Exercise goal - Count every line of the listing where the string "hours" occurs, and reply with the count alone.
## START Records provided
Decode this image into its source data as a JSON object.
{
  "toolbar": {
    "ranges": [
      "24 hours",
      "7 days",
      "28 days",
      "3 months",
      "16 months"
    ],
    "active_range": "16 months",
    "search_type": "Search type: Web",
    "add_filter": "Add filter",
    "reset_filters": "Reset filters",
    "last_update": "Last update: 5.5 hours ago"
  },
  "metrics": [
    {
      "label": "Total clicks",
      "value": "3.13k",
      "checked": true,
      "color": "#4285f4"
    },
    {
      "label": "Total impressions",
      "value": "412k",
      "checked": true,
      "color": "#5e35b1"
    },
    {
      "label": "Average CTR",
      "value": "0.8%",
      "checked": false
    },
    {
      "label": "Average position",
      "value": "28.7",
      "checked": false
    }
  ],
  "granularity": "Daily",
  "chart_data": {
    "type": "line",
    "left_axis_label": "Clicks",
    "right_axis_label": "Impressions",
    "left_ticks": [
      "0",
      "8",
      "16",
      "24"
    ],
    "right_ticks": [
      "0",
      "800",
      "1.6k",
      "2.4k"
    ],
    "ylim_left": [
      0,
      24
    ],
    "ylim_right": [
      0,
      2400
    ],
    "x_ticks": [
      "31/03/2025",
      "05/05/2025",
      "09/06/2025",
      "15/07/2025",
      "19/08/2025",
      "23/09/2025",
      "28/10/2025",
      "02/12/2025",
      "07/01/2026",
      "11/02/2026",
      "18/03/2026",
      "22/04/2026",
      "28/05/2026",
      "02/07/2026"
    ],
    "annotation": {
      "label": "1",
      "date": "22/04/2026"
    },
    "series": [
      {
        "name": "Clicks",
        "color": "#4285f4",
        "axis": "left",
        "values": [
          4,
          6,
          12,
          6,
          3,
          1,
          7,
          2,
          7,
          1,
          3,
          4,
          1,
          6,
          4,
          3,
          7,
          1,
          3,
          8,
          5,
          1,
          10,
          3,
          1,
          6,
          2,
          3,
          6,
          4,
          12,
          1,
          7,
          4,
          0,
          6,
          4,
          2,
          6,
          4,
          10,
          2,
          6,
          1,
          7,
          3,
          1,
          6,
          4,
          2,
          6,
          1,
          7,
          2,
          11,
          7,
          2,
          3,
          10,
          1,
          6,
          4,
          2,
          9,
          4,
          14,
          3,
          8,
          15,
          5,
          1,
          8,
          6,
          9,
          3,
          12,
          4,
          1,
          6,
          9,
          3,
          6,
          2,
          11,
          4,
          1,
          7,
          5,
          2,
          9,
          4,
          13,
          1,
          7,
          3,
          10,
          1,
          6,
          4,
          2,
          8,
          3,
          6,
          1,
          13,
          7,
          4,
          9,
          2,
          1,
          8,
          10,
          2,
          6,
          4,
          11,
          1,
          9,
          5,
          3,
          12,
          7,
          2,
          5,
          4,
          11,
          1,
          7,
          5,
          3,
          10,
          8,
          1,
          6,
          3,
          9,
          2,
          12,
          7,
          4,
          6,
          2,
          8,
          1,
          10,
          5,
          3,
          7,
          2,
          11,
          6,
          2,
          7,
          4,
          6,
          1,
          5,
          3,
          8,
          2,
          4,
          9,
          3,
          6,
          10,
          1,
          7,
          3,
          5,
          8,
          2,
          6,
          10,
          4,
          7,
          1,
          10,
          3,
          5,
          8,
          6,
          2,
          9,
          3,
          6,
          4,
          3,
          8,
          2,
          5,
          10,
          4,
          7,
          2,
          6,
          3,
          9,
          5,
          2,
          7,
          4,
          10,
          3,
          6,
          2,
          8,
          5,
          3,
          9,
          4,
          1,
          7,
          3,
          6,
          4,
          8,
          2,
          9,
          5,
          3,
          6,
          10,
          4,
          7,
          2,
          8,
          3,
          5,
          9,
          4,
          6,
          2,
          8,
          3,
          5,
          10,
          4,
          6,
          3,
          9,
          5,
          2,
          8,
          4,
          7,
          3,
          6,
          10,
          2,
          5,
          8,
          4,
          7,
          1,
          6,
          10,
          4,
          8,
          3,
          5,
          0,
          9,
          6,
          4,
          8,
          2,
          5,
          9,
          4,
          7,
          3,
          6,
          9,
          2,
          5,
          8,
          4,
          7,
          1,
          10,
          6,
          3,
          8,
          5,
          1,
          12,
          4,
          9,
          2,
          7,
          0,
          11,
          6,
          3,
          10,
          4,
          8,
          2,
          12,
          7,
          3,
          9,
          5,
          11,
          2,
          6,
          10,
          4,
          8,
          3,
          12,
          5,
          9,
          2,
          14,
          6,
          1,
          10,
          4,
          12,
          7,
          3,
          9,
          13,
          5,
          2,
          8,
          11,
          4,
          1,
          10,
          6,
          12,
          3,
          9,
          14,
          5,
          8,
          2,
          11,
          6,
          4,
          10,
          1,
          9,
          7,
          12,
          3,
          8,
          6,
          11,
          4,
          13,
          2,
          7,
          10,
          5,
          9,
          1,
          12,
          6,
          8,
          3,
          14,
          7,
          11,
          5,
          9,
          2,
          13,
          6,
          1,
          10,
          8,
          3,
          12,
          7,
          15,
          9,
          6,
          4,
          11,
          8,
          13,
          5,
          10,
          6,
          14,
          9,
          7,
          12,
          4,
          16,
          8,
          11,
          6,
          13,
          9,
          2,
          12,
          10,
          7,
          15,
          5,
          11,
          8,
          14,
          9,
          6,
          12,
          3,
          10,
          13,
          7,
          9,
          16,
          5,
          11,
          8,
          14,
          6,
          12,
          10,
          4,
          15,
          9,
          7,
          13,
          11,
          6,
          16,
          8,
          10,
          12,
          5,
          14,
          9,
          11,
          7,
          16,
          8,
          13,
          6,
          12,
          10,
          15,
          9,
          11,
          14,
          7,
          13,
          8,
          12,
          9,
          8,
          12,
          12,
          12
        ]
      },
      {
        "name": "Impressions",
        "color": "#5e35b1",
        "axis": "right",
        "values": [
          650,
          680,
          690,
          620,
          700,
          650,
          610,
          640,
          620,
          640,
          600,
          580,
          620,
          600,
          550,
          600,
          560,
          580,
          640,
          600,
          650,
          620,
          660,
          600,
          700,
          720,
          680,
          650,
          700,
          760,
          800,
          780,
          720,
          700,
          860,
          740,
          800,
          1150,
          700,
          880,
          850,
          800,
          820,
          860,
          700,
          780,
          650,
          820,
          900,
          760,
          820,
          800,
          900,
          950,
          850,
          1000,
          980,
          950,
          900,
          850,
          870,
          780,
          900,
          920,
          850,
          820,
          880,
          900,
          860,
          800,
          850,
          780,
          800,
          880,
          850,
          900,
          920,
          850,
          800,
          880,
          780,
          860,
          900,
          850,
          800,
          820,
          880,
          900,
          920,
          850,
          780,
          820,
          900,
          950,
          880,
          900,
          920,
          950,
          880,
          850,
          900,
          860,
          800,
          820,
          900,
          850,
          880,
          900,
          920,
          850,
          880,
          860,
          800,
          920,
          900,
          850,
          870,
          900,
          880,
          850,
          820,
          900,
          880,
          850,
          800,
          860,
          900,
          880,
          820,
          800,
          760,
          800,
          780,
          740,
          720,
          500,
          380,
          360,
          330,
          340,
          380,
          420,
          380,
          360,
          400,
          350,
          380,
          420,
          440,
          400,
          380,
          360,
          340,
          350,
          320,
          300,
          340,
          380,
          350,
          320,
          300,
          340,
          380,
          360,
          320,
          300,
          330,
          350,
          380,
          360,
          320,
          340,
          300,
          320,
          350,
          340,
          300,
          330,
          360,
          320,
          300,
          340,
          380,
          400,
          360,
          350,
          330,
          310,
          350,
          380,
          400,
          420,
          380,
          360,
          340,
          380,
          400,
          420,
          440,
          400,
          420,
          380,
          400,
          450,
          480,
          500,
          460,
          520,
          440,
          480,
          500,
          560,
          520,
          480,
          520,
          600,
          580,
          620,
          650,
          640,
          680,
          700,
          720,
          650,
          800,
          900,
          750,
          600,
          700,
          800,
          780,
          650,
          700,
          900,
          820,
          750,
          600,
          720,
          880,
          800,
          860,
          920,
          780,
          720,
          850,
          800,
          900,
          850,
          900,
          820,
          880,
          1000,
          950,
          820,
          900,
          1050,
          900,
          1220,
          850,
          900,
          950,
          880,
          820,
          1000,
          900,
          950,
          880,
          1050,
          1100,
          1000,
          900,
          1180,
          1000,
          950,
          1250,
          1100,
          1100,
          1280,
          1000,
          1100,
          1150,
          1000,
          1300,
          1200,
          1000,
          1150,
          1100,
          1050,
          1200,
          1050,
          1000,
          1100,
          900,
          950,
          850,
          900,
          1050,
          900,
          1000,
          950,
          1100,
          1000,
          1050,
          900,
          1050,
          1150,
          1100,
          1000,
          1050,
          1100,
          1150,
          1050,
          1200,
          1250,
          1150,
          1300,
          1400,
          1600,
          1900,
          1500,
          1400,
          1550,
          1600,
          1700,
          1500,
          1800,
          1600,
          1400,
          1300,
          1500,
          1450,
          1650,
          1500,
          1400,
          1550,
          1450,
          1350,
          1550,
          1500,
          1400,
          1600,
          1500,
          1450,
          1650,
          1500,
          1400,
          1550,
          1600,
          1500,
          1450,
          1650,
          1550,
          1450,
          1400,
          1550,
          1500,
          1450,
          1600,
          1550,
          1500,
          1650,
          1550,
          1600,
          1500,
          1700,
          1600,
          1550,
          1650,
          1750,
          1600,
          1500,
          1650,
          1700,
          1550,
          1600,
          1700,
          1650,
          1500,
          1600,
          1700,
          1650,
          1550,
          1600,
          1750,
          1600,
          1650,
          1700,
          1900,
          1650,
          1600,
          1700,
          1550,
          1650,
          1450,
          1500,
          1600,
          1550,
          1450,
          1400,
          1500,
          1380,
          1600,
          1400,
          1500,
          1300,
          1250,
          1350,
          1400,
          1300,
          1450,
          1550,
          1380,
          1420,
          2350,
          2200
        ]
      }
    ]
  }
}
## END Records provided
Complete answer - 2